TASK GOAL — Omitting all pictures, copy word for word the lines from the line containing "Give me the" through the final line of the entries.

Stored entries
▼

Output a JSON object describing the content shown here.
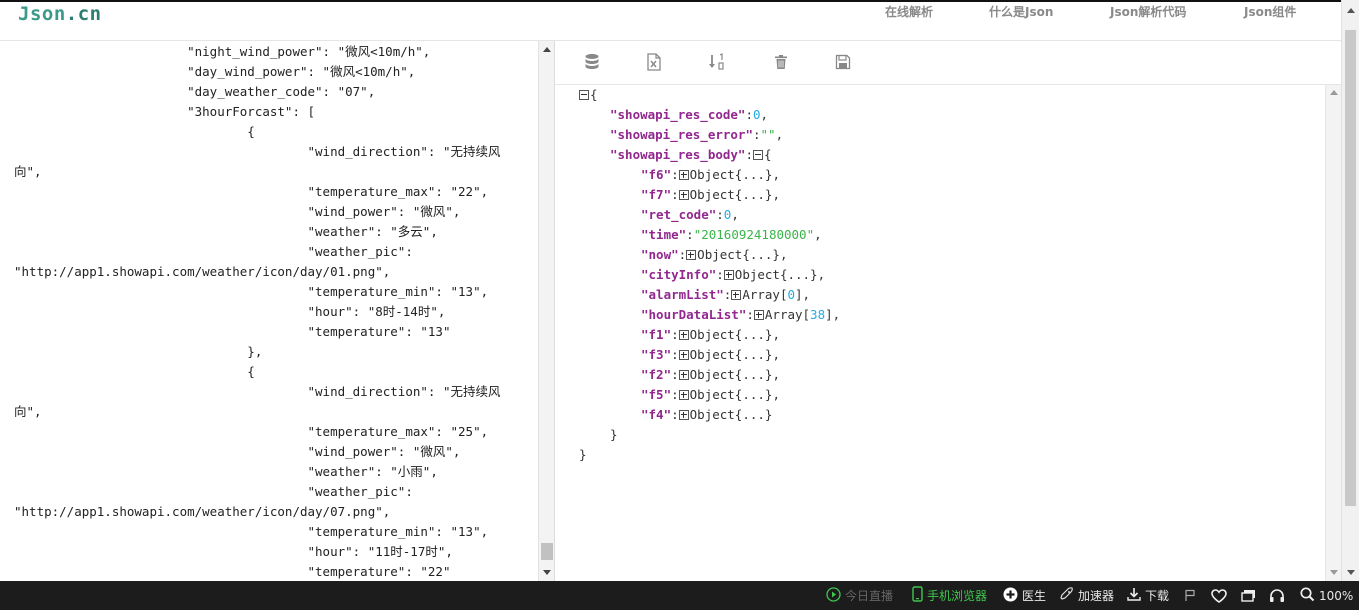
{
  "header": {
    "logo_main": "Json",
    "logo_suffix": ".cn",
    "nav": [
      "在线解析",
      "什么是Json",
      "Json解析代码",
      "Json组件"
    ]
  },
  "source_lines": [
    "                       \"night_wind_power\": \"微风<10m/h\",",
    "                       \"day_wind_power\": \"微风<10m/h\",",
    "                       \"day_weather_code\": \"07\",",
    "                       \"3hourForcast\": [",
    "                               {",
    "                                       \"wind_direction\": \"无持续风",
    "向\",",
    "                                       \"temperature_max\": \"22\",",
    "                                       \"wind_power\": \"微风\",",
    "                                       \"weather\": \"多云\",",
    "                                       \"weather_pic\":",
    "\"http://app1.showapi.com/weather/icon/day/01.png\",",
    "                                       \"temperature_min\": \"13\",",
    "                                       \"hour\": \"8时-14时\",",
    "                                       \"temperature\": \"13\"",
    "                               },",
    "                               {",
    "                                       \"wind_direction\": \"无持续风",
    "向\",",
    "                                       \"temperature_max\": \"25\",",
    "                                       \"wind_power\": \"微风\",",
    "                                       \"weather\": \"小雨\",",
    "                                       \"weather_pic\":",
    "\"http://app1.showapi.com/weather/icon/day/07.png\",",
    "                                       \"temperature_min\": \"13\",",
    "                                       \"hour\": \"11时-17时\",",
    "                                       \"temperature\": \"22\""
  ],
  "tree": {
    "open_brace": "{",
    "close_brace": "}",
    "res_code": {
      "key": "\"showapi_res_code\"",
      "value": "0"
    },
    "res_error": {
      "key": "\"showapi_res_error\"",
      "value": "\"\""
    },
    "res_body": {
      "key": "\"showapi_res_body\""
    },
    "body_items": [
      {
        "key": "\"f6\"",
        "type": "collapsed",
        "value": "Object{...}",
        "trail": ","
      },
      {
        "key": "\"f7\"",
        "type": "collapsed",
        "value": "Object{...}",
        "trail": ","
      },
      {
        "key": "\"ret_code\"",
        "type": "number",
        "value": "0",
        "trail": ","
      },
      {
        "key": "\"time\"",
        "type": "string",
        "value": "\"20160924180000\"",
        "trail": ","
      },
      {
        "key": "\"now\"",
        "type": "collapsed",
        "value": "Object{...}",
        "trail": ","
      },
      {
        "key": "\"cityInfo\"",
        "type": "collapsed",
        "value": "Object{...}",
        "trail": ","
      },
      {
        "key": "\"alarmList\"",
        "type": "array",
        "value_pre": "Array[",
        "value_num": "0",
        "value_post": "]",
        "trail": ","
      },
      {
        "key": "\"hourDataList\"",
        "type": "array",
        "value_pre": "Array[",
        "value_num": "38",
        "value_post": "]",
        "trail": ","
      },
      {
        "key": "\"f1\"",
        "type": "collapsed",
        "value": "Object{...}",
        "trail": ","
      },
      {
        "key": "\"f3\"",
        "type": "collapsed",
        "value": "Object{...}",
        "trail": ","
      },
      {
        "key": "\"f2\"",
        "type": "collapsed",
        "value": "Object{...}",
        "trail": ","
      },
      {
        "key": "\"f5\"",
        "type": "collapsed",
        "value": "Object{...}",
        "trail": ","
      },
      {
        "key": "\"f4\"",
        "type": "collapsed",
        "value": "Object{...}",
        "trail": ""
      }
    ]
  },
  "toolbar_icons": [
    "database-icon",
    "excel-icon",
    "sort-icon",
    "trash-icon",
    "save-icon"
  ],
  "statusbar": {
    "live": "今日直播",
    "mobile_browser": "手机浏览器",
    "doctor": "医生",
    "accelerator": "加速器",
    "download": "下载",
    "zoom": "100%"
  },
  "colors": {
    "key": "#92278f",
    "number": "#25aae2",
    "string": "#3ab54a",
    "logo": "#3d9a8b",
    "mobile_browser": "#3ec74f"
  }
}
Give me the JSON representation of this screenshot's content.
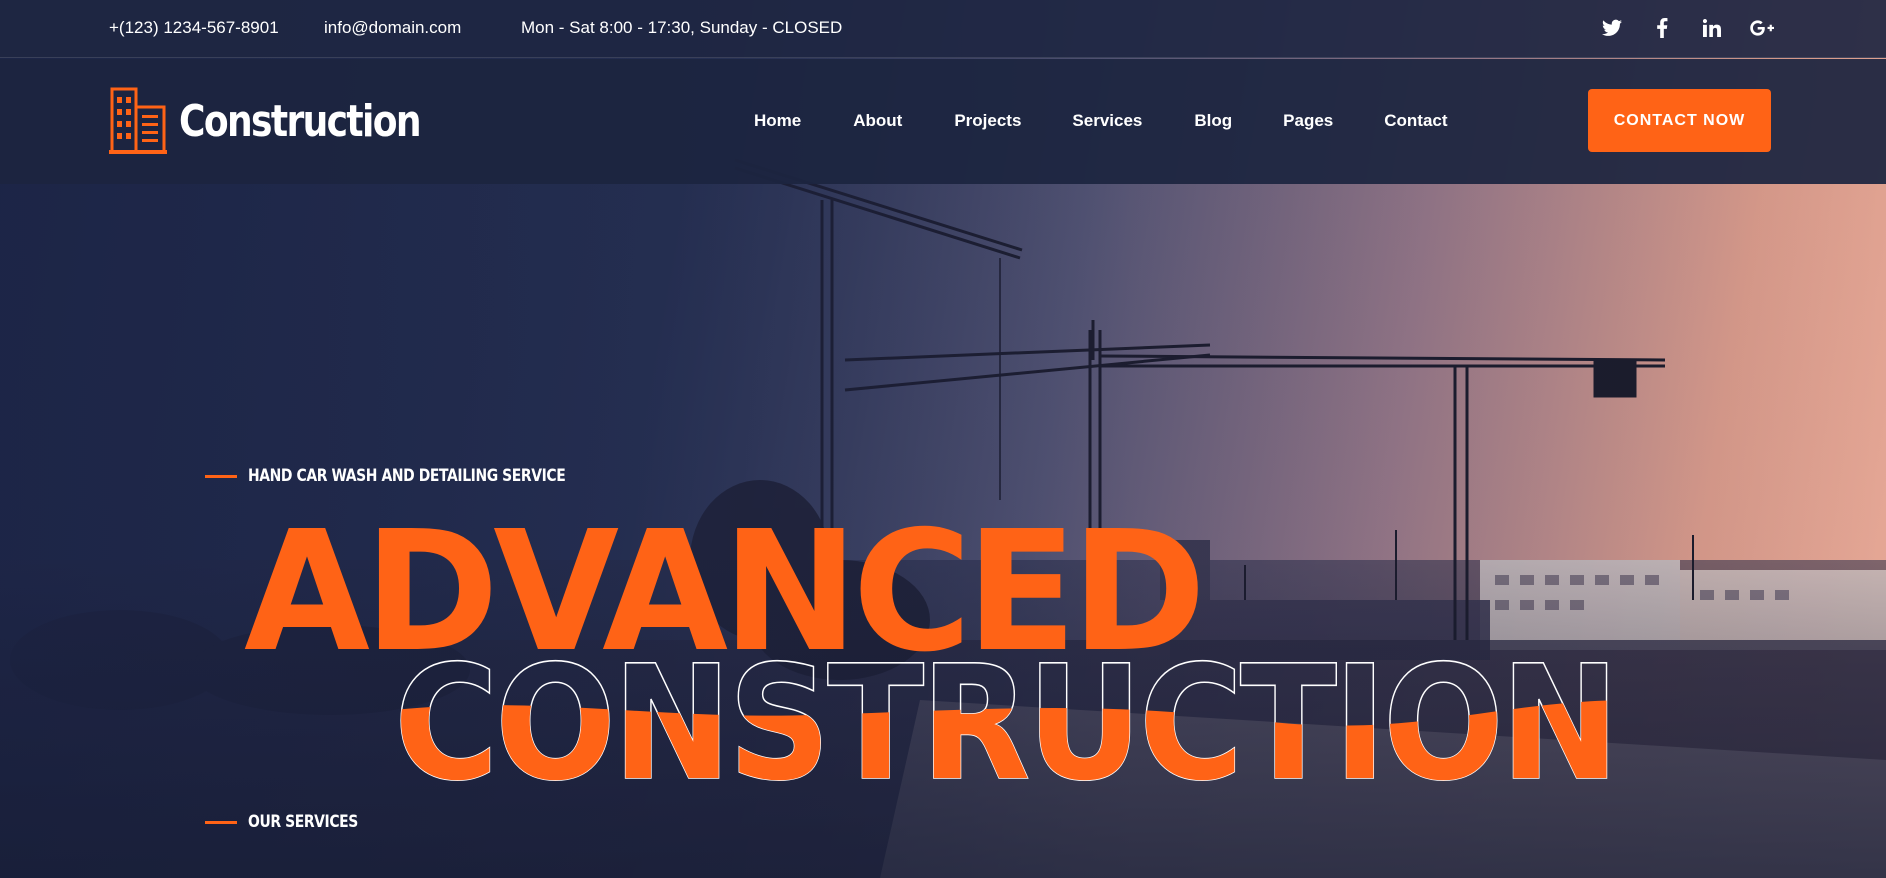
{
  "colors": {
    "accent": "#ff6316",
    "header_bg": "#1c2540",
    "text": "#ffffff"
  },
  "topbar": {
    "phone": "+(123) 1234-567-8901",
    "email": "info@domain.com",
    "hours": "Mon - Sat 8:00 - 17:30, Sunday - CLOSED",
    "social": [
      {
        "name": "twitter-icon",
        "glyph": "𝕥"
      },
      {
        "name": "facebook-icon",
        "glyph": "f"
      },
      {
        "name": "linkedin-icon",
        "glyph": "in"
      },
      {
        "name": "google-plus-icon",
        "glyph": "G+"
      }
    ]
  },
  "header": {
    "logo_text": "Construction",
    "nav": [
      "Home",
      "About",
      "Projects",
      "Services",
      "Blog",
      "Pages",
      "Contact"
    ],
    "cta_label": "CONTACT NOW"
  },
  "hero": {
    "kicker": "HAND CAR WASH AND DETAILING SERVICE",
    "headline_line1": "ADVANCED",
    "headline_line2": "CONSTRUCTION",
    "services_label": "OUR SERVICES"
  }
}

▲

WRITTEN SOLUTION —
Give me the JSON representation of this screenshot's content.
{
  "colors": {
    "accent": "#ff6316",
    "header_bg": "#1c2540",
    "text": "#ffffff"
  },
  "topbar": {
    "phone": "+(123) 1234-567-8901",
    "email": "info@domain.com",
    "hours": "Mon - Sat 8:00 - 17:30, Sunday - CLOSED",
    "social": [
      {
        "name": "twitter-icon",
        "glyph": "𝕥"
      },
      {
        "name": "facebook-icon",
        "glyph": "f"
      },
      {
        "name": "linkedin-icon",
        "glyph": "in"
      },
      {
        "name": "google-plus-icon",
        "glyph": "G+"
      }
    ]
  },
  "header": {
    "logo_text": "Construction",
    "nav": [
      "Home",
      "About",
      "Projects",
      "Services",
      "Blog",
      "Pages",
      "Contact"
    ],
    "cta_label": "CONTACT NOW"
  },
  "hero": {
    "kicker": "HAND CAR WASH AND DETAILING SERVICE",
    "headline_line1": "ADVANCED",
    "headline_line2": "CONSTRUCTION",
    "services_label": "OUR SERVICES"
  }
}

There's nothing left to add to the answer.